**TEXT TO READ:**
○ ○ ○ ○ ○ ○ ○
🧠 Open Loop Running in Your Mind?

🧠 Open Loop Running in Your Mind?
Photo by Tangerine Newt / Unsplash

Why “kill -9 PID” Doesn’t Work on Humans

As engineers, we know the solution.

When a process hangs:

kill -9 7421

Problem solved.

But what happens when the process is running in your own mind?

No PID.
No terminal.
No force quit.

Just a background loop consuming mental CPU.


🔄 What Is an “Open Loop” in the Mind?

In programming, an open loop is a process that never exits.

In life, it looks like:

  • A conversation you should have but didn’t.
  • A task you postponed.
  • A decision you’re avoiding.
  • A mistake replaying at 2:17 AM.
  • A “what if” scenario running infinite iterations.

It’s not high CPU usage.
It’s high mental context switching.

And unlike software, the brain doesn’t auto-clean memory.
○ ○ ○ ○ ○ ○ ○
**WHAT YOU NEED TO DO:**
1. Answer these about the text on mental open loops:
(a) What command does it give for a hung process?
(b) How does it define an open loop in programming?
(c) At what time does the mistake in its list replay?
2. Does each statement agree with the text on mental open loops?
(a) Like software, the brain cleans its own memory automatically.
(b) An open loop in the mind shows up as high CPU usage.
(c) A postponed task counts as an open loop.
3. Can you repeat the text on mental open loops word for word, from "In life, it" to "high CPU usage."?
○ ○ ○ ○ ○ ○ ○
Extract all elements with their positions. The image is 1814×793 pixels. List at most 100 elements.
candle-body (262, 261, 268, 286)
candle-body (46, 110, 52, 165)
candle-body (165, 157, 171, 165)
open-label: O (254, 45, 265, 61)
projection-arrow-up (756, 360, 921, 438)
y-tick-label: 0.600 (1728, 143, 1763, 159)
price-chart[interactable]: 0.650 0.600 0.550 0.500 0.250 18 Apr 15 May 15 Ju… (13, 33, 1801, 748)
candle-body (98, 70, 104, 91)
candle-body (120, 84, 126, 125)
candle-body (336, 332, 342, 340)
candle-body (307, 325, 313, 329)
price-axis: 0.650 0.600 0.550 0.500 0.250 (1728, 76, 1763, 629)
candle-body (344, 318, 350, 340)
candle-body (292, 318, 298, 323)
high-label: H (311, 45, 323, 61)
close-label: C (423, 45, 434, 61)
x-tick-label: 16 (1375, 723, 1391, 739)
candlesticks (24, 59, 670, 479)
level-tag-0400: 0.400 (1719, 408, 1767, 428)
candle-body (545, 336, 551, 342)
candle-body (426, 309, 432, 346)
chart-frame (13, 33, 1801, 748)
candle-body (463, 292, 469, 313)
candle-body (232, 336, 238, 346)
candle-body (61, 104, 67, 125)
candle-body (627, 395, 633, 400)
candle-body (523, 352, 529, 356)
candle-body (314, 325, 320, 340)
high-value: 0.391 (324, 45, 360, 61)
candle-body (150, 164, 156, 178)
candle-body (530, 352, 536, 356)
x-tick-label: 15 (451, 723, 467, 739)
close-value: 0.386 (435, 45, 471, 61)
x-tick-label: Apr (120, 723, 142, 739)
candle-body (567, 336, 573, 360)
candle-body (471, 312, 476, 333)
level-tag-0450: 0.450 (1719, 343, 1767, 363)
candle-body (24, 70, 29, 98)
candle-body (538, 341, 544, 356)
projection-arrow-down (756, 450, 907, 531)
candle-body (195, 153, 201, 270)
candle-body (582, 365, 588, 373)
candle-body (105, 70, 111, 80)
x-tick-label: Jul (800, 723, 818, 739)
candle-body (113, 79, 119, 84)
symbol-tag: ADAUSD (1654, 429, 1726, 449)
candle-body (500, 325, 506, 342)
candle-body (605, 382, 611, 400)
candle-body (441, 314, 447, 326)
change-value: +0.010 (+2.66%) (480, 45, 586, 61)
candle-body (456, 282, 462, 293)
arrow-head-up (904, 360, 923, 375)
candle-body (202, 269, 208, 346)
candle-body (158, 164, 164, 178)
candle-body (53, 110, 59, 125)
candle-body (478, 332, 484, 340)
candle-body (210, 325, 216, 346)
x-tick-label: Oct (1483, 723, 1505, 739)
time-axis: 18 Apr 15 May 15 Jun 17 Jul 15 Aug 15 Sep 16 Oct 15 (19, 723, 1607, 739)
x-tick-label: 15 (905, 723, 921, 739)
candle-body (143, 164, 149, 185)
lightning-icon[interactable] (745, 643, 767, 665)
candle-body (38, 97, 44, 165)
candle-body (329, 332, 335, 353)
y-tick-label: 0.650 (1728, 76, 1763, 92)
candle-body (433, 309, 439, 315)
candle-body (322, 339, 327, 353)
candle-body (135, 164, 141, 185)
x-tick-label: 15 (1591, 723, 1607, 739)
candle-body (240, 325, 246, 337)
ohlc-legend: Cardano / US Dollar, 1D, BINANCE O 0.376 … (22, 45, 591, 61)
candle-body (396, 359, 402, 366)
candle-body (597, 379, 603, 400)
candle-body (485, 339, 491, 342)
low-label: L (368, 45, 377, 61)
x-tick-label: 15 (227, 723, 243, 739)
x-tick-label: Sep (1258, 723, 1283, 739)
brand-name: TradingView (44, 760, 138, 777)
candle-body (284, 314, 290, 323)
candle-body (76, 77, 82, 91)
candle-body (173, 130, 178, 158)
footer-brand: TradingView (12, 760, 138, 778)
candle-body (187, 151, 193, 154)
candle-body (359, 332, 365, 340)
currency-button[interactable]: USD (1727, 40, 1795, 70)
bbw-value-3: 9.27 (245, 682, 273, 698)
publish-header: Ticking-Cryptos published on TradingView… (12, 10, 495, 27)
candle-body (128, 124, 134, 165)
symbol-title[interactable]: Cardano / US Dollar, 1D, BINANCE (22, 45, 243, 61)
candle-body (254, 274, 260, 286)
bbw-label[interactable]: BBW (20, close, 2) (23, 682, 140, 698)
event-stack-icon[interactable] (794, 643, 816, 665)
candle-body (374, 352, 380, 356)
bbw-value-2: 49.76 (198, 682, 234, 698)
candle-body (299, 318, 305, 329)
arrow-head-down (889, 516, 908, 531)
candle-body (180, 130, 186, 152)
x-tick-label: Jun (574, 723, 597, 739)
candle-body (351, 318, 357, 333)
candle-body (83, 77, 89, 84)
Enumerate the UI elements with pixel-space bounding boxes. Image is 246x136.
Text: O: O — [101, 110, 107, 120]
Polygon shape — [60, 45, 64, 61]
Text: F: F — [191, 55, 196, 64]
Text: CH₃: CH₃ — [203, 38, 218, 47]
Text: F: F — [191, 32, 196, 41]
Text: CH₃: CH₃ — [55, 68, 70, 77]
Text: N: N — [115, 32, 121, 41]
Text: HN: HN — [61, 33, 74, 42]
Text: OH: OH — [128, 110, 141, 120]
○ ○ ○ ○ ○ ○ ○
**TASK RESPONSES:**
1.
(a) kill -9 7421
(b) A process that never exits.
(c) 2:17 AM.

2.
(a) No: "And unlike software, the brain doesn’t auto-clean memory."
(b) No: "It’s not high CPU usage. It’s high mental context switching."
(c) Yes: "A task you postponed."

3.
In life, it looks like:

  • A conversation you should have but didn’t.
  • A task you postponed.
  • A decision you’re avoiding.
  • A mistake replaying at 2:17 AM.
  • A “what if” scenario running infinite iterations.

It’s not high CPU usage.